> What you have to do
Which lines of the records contain "title"? Collect every one of them.

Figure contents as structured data
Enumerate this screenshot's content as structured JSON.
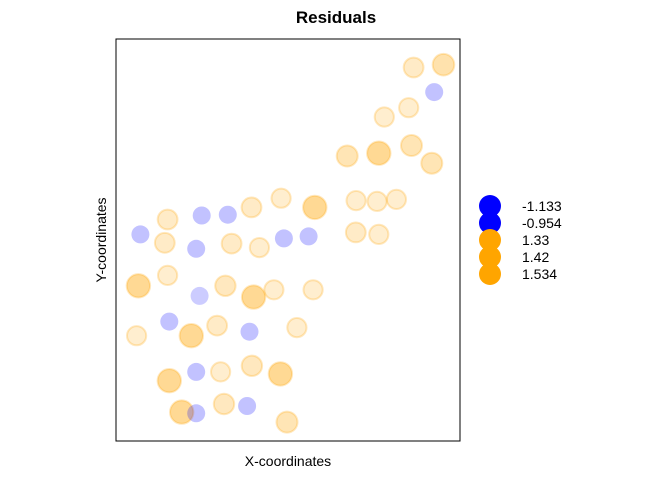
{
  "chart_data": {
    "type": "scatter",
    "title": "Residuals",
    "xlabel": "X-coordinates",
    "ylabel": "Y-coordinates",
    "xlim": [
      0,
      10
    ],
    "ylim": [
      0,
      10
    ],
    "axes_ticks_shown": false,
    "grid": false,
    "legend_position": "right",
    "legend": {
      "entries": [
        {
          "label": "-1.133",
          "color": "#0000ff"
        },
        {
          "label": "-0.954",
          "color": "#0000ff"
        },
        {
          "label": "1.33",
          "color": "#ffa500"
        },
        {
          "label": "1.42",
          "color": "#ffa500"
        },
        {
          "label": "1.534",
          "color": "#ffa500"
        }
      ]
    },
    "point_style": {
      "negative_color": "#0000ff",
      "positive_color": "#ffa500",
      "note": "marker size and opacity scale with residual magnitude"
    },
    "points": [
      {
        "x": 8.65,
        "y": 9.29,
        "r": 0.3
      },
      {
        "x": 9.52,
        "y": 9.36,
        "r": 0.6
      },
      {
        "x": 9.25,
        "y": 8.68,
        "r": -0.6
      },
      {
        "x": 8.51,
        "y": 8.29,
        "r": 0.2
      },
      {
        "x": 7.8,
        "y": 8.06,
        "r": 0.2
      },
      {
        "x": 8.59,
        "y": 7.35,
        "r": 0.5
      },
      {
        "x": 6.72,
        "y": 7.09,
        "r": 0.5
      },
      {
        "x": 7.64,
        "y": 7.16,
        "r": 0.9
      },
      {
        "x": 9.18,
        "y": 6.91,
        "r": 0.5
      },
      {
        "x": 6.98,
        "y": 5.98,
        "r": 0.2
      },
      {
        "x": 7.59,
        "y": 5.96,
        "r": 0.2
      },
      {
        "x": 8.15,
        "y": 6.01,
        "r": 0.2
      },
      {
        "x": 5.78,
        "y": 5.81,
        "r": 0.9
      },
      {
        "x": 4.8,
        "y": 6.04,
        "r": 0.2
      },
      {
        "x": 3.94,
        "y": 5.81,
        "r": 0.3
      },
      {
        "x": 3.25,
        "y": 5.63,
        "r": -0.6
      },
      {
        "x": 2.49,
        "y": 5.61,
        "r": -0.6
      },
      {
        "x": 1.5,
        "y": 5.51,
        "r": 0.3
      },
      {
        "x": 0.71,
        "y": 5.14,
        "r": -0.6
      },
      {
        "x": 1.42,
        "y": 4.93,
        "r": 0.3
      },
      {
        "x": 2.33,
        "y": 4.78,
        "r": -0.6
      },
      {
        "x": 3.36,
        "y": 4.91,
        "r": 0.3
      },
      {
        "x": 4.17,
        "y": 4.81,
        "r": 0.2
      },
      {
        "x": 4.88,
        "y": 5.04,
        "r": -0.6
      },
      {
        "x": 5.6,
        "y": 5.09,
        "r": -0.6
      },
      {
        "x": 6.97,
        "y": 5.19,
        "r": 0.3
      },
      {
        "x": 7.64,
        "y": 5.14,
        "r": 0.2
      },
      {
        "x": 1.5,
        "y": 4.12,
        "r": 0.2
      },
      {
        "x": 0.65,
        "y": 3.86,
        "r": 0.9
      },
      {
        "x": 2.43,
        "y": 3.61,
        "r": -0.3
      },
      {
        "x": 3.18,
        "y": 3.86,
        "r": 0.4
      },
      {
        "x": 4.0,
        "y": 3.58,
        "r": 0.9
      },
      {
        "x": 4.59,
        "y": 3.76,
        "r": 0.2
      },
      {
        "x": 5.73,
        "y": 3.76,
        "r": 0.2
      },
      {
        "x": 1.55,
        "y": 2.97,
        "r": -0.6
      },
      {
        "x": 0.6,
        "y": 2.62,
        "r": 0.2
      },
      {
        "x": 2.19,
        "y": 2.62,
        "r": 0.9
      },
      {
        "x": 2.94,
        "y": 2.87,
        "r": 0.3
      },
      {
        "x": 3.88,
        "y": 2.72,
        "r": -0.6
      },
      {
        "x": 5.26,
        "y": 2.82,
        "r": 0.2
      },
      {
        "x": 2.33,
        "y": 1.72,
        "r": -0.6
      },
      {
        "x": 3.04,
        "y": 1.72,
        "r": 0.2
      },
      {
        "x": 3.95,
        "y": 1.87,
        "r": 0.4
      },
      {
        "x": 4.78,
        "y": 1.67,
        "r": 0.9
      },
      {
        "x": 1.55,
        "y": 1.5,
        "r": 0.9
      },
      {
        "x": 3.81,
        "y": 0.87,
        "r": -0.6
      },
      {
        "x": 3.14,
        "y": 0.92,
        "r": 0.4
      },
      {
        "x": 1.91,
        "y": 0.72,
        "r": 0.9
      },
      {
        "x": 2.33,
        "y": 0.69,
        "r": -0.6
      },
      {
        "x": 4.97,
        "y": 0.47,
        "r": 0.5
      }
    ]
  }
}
* * *
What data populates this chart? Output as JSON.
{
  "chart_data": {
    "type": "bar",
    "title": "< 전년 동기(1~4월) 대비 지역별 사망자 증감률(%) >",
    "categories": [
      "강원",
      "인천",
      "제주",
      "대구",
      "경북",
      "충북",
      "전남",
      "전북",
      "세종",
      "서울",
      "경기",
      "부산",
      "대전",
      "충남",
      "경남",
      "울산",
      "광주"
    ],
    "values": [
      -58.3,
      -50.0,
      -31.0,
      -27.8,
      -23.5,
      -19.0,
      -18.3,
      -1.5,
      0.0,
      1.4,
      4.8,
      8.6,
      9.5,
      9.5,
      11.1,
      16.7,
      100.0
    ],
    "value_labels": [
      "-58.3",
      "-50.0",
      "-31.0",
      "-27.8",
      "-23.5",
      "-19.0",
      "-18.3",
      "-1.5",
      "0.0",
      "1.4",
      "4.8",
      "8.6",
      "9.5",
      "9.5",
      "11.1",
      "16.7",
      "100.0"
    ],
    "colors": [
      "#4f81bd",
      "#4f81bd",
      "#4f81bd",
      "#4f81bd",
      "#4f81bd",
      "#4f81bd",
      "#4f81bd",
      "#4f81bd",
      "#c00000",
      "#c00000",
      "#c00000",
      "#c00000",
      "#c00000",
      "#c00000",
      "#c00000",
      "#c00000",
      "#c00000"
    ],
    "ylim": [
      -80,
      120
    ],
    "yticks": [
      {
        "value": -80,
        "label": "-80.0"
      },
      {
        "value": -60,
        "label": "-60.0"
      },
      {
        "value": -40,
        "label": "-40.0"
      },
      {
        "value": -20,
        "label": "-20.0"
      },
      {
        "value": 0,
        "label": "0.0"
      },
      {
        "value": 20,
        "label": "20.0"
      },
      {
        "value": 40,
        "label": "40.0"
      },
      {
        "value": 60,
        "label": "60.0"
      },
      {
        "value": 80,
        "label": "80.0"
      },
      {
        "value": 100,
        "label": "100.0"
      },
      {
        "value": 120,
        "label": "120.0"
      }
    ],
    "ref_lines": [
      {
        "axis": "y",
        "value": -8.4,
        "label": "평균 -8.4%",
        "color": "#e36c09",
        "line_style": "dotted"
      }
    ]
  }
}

> Expected output
    "title": "Residuals",
    "title": "< 전년 동기(1~4월) 대비 지역별 사망자 증감률(%) >",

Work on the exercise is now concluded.